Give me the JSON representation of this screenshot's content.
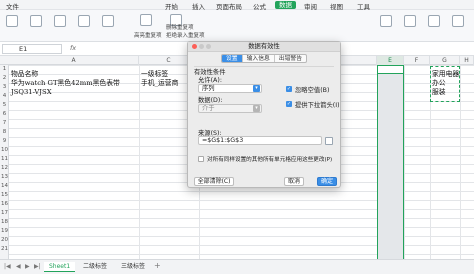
{
  "menubar": {
    "items": [
      "文件",
      "开始",
      "插入",
      "页面布局",
      "公式",
      "数据",
      "审阅",
      "视图",
      "工具"
    ],
    "active_index": 5,
    "accent_color": "#22a35b"
  },
  "ribbon": {
    "labels": [
      "数据透视表",
      "重复项",
      "高亮重复项",
      "拒绝录入重复项",
      "删除重复项"
    ]
  },
  "formula_bar": {
    "cell_ref": "E1",
    "fx": "fx"
  },
  "grid": {
    "columns": [
      "A",
      "B",
      "C",
      "D",
      "E",
      "F",
      "G",
      "H"
    ],
    "selected_column": "E",
    "rows": [
      "1",
      "2",
      "3",
      "4",
      "5",
      "6",
      "7",
      "8",
      "9",
      "10",
      "11",
      "12",
      "13",
      "14",
      "15",
      "16",
      "17",
      "18",
      "19",
      "20",
      "21"
    ],
    "cells": {
      "A1": "物品名称",
      "A2": "华为watch GT黑色42mm黑色表带",
      "A3": "JSQ31-VJSX",
      "C1": "一级标签",
      "C2": "手机_运营商",
      "G1": "家用电器",
      "G2": "办公",
      "G3": "服装"
    }
  },
  "sheet_tabs": {
    "tabs": [
      "Sheet1",
      "二级标签",
      "三级标签"
    ],
    "active_index": 0
  },
  "dialog": {
    "title": "数据有效性",
    "tabs": [
      "设置",
      "输入信息",
      "出错警告"
    ],
    "active_tab": 0,
    "section_label": "有效性条件",
    "allow_label": "允许(A):",
    "allow_value": "序列",
    "ignore_blank_label": "忽略空值(B)",
    "ignore_blank_checked": true,
    "data_label": "数据(D):",
    "data_value": "介于",
    "dropdown_label": "提供下拉箭头(I)",
    "dropdown_checked": true,
    "source_label": "来源(S):",
    "source_value": "=$G$1:$G$3",
    "apply_all_label": "对所有同样设置的其他所有单元格应用这些更改(P)",
    "apply_all_checked": false,
    "clear_button": "全部清除(C)",
    "cancel_button": "取消",
    "ok_button": "确定",
    "primary_color": "#3a8ee6"
  }
}
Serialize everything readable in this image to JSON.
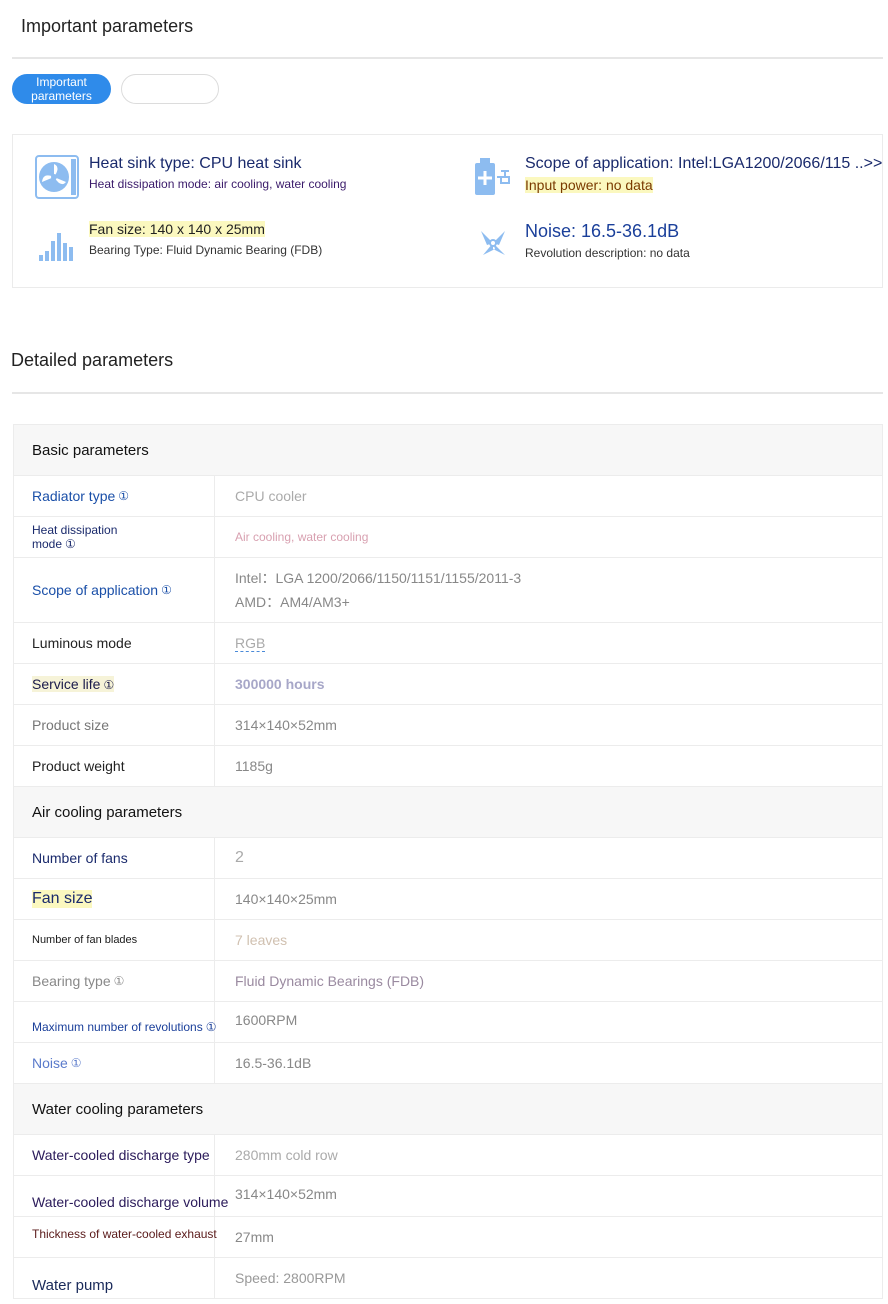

▶ _Prompt_
Pull out all lines from the entries above that include the word "JSON".

▶ _Task solution_
Give me the JSON representation of this screenshot's content.
Serialize everything readable in this image to JSON.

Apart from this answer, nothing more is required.